=== COMPLETE THE FOLLOWING ===
[a] From the post about Google Analytics, explain in one to three sentences why the writer thinks the service probably should have been released in beta.
[b] Please set down, word for word, the part of the post about Google Analytics that opens with the words containing "I still don't" and closes with "expensive and slow.".

=== SOURCE DOCUMENT ===

(begin)

Google Base came out as a beta product, which is standard fare for Google. Surprisingly, Google Analytics didn't come out in beta. The thing is - it probably should have been released in beta. For the past week, the service has been getting absolutely hammered by users signing up and using it to track the usage of their sites. It's running at the moment on this site. Performance has improved over the past few days, and the statistics only lag by about 24 hours now, and the stats which I do have already are quite interesting. My main readership seems to be based around the Ryde/Eastwood area (discounting the hits from Heidelberg), and I've even had visitors from China, Japan and the west coast of the United States. I was really surprised to see a hit on my web page from Cupertino. Digging a bit deeper, it seems like the Jobsinator himself visited here (ok - I'm not sure if it was him, but it was someone from Apple). I've also received some strange hits from search engines. It turns out that my page is the third result when you search for "how to twirl pens", third hit for "roflburgers", and also somehow manages to be a search result for this post from 2004. It's all very fascinating stuff. You guys spend about 3:40 reading the main page each time you visit, and there was one poor sod who spent 23 minutes reading the archives from July 2004. Which is really a pretty sad indictment on people who read this (which totals 19 unique people for the past half week).

I still don't have DSL. You might remember that I started going on about it back in July. I don't think that I am actually going to get it now. The phone line is actually hostile to getting DSL. Just this morning, the phone line blew up the second splitter I had ordered. I'm hoping now that I can get some contract-free DSL, or sign up for wireless internet access from someone. Now that it is getting really cold here, I don't really feel like jumping on a bus to get my broadband fix, and dialup is expensive and slow.

(end)

=== MATERIAL SUPPLIED ===
(begin)

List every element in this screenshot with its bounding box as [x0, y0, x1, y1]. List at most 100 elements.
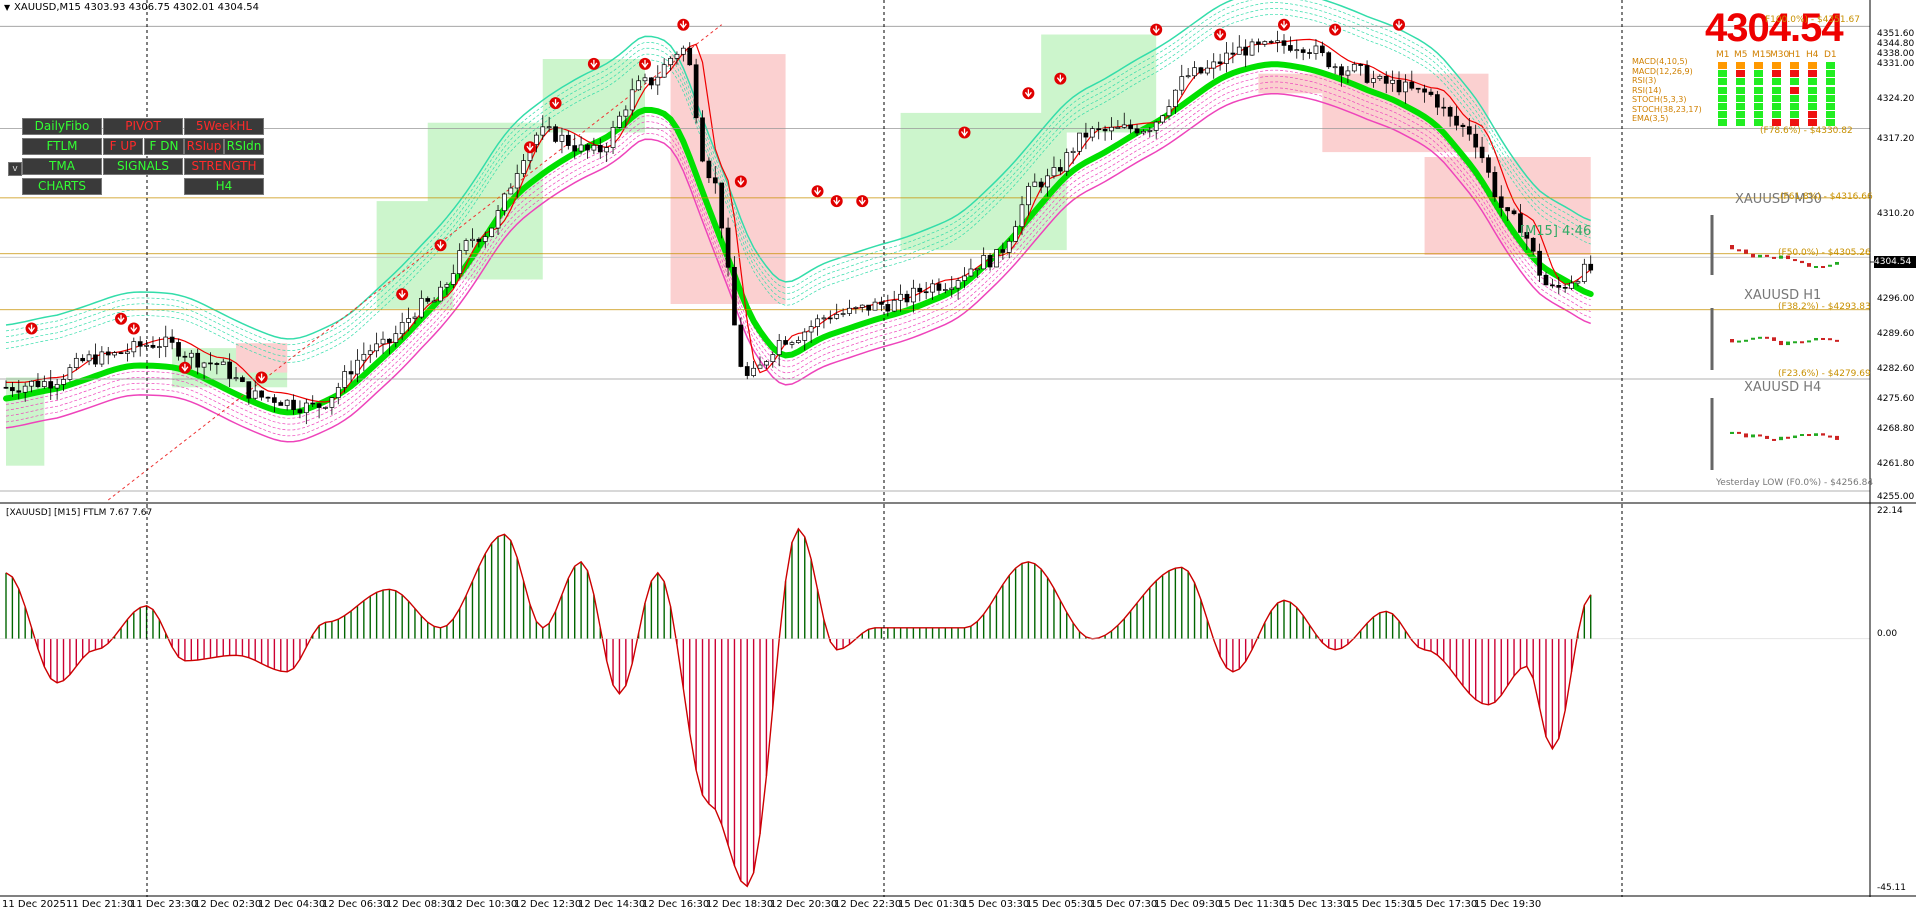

(end)
(begin)

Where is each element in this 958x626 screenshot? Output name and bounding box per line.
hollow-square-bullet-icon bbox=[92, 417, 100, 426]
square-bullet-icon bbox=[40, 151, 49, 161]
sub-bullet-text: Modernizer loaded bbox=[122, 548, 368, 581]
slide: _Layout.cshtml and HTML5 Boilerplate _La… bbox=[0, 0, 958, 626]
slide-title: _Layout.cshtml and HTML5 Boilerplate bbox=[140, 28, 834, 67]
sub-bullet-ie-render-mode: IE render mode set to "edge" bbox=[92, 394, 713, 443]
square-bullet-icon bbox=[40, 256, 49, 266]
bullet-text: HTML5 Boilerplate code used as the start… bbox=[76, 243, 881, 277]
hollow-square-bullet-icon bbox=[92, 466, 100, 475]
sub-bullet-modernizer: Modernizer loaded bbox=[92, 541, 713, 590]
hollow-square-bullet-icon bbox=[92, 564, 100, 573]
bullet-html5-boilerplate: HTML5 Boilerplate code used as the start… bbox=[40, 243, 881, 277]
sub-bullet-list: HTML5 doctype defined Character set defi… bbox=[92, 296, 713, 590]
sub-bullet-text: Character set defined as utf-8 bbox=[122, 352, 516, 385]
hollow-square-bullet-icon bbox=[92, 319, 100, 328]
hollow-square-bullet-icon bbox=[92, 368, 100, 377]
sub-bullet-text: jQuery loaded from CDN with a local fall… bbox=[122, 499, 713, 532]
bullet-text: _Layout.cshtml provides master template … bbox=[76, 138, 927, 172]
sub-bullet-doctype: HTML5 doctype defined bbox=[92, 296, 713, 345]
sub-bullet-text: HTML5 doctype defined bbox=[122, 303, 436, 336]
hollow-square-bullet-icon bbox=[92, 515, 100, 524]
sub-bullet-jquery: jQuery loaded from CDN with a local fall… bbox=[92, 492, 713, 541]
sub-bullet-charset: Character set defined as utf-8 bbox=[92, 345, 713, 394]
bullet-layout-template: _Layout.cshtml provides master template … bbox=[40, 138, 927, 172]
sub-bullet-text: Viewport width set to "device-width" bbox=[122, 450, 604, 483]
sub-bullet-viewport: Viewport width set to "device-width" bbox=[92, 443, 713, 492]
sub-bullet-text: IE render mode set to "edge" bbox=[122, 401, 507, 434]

(end)
(begin)

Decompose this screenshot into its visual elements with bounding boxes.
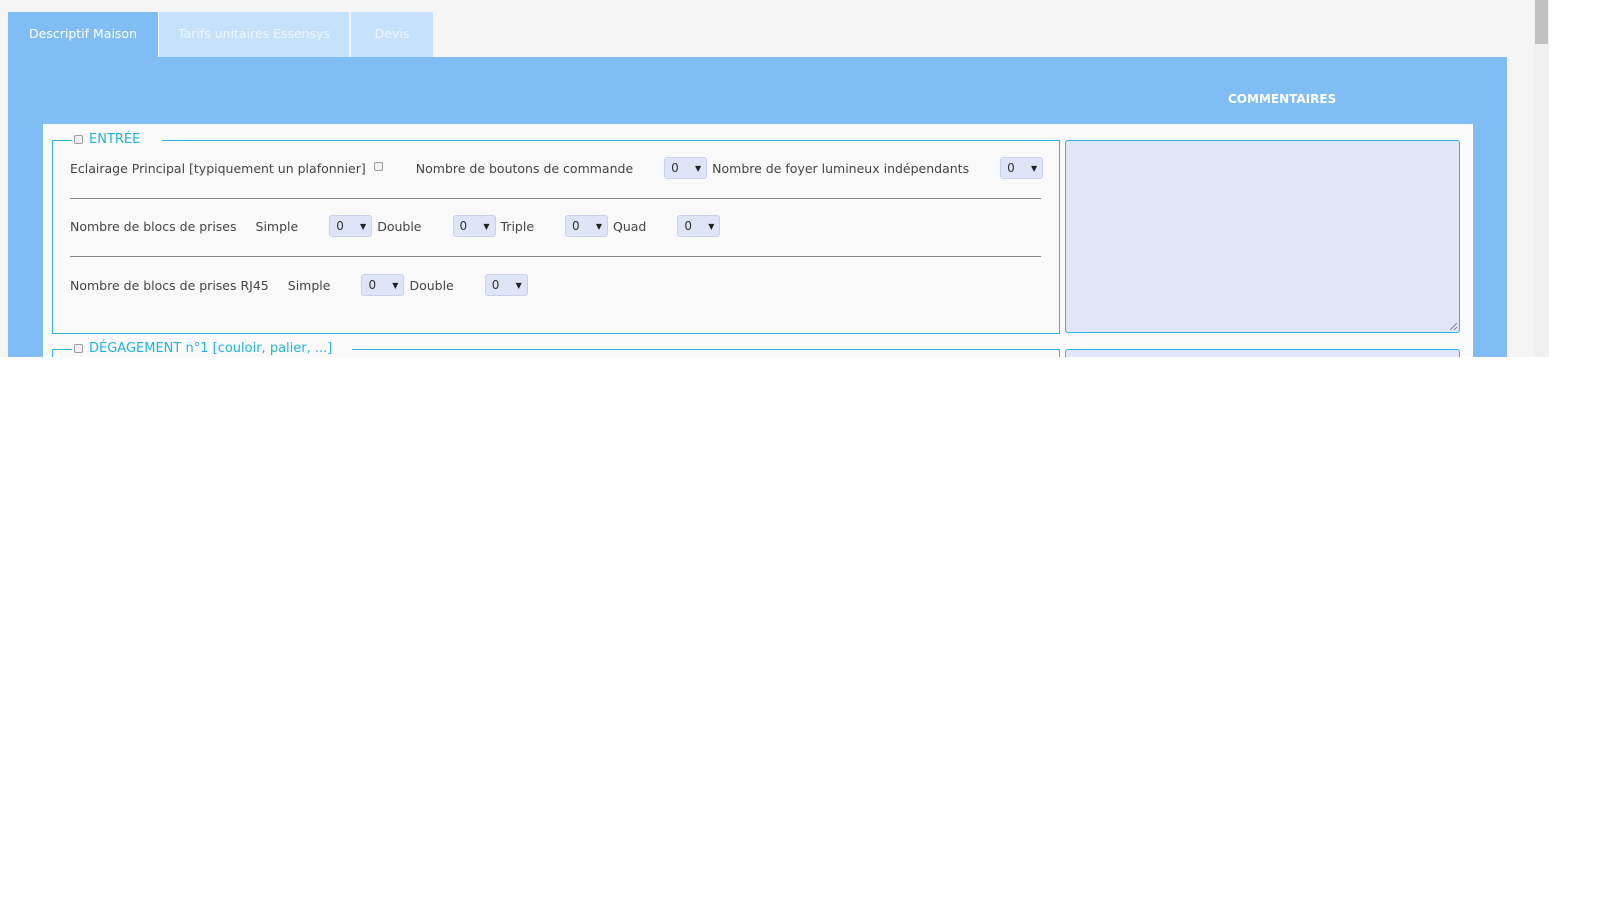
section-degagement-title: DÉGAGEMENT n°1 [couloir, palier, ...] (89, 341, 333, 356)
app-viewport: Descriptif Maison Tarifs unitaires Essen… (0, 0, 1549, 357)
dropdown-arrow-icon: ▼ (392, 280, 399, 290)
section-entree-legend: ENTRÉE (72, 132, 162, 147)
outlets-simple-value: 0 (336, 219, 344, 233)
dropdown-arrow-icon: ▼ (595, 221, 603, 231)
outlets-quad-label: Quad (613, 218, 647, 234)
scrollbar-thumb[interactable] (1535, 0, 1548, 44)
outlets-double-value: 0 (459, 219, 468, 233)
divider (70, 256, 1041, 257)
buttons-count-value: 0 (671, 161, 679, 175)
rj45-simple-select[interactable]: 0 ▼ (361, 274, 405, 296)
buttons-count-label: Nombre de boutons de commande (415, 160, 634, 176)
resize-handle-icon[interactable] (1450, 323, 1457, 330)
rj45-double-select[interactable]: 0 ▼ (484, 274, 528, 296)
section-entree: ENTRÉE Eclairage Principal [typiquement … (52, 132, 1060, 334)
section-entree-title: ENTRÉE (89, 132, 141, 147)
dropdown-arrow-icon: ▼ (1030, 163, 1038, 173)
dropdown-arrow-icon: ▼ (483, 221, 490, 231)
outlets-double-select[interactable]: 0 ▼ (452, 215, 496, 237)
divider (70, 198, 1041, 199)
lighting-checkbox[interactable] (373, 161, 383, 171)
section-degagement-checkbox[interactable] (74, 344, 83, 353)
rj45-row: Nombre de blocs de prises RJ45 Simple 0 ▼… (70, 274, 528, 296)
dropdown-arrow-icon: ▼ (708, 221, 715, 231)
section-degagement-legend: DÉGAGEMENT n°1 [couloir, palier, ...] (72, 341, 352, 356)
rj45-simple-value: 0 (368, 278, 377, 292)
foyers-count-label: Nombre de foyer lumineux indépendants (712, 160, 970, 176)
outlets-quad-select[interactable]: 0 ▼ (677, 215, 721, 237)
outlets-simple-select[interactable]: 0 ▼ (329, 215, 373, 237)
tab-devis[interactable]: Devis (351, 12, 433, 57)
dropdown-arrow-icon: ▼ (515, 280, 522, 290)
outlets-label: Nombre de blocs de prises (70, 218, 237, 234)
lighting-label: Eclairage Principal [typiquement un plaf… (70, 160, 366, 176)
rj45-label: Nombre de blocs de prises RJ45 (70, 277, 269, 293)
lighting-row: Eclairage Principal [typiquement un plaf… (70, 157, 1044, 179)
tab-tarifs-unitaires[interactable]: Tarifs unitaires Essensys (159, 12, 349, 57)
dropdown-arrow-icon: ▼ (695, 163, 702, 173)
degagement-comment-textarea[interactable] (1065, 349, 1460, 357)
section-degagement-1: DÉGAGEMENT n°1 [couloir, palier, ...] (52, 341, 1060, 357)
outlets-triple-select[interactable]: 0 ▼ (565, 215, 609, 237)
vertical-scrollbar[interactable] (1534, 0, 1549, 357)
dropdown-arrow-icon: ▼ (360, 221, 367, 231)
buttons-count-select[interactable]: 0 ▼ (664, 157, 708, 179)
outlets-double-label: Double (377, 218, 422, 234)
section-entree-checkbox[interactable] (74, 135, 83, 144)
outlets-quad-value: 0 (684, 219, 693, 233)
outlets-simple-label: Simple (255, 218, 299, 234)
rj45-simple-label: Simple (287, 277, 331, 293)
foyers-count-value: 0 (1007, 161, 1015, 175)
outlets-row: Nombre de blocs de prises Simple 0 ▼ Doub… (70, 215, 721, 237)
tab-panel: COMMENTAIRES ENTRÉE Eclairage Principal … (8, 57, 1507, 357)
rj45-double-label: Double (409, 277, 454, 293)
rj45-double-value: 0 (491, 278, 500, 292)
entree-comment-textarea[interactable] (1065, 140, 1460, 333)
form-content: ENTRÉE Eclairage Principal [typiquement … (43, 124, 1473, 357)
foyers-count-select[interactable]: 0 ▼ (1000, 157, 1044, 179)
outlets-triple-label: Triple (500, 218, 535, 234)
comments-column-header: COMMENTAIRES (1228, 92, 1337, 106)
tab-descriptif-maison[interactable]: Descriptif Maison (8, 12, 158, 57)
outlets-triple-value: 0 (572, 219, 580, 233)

(end)

=== RESPONSES TO THE TASKS ===
[a] For the past week, the service has been heavily overloaded by users signing up and using it to track the usage of their sites.

[b]
I still don't have DSL. You might remember that I started going on about it back in July. I don't think that I am actually going to get it now. The phone line is actually hostile to getting DSL. Just this morning, the phone line blew up the second splitter I had ordered. I'm hoping now that I can get some contract-free DSL, or sign up for wireless internet access from someone. Now that it is getting really cold here, I don't really feel like jumping on a bus to get my broadband fix, and dialup is expensive and slow.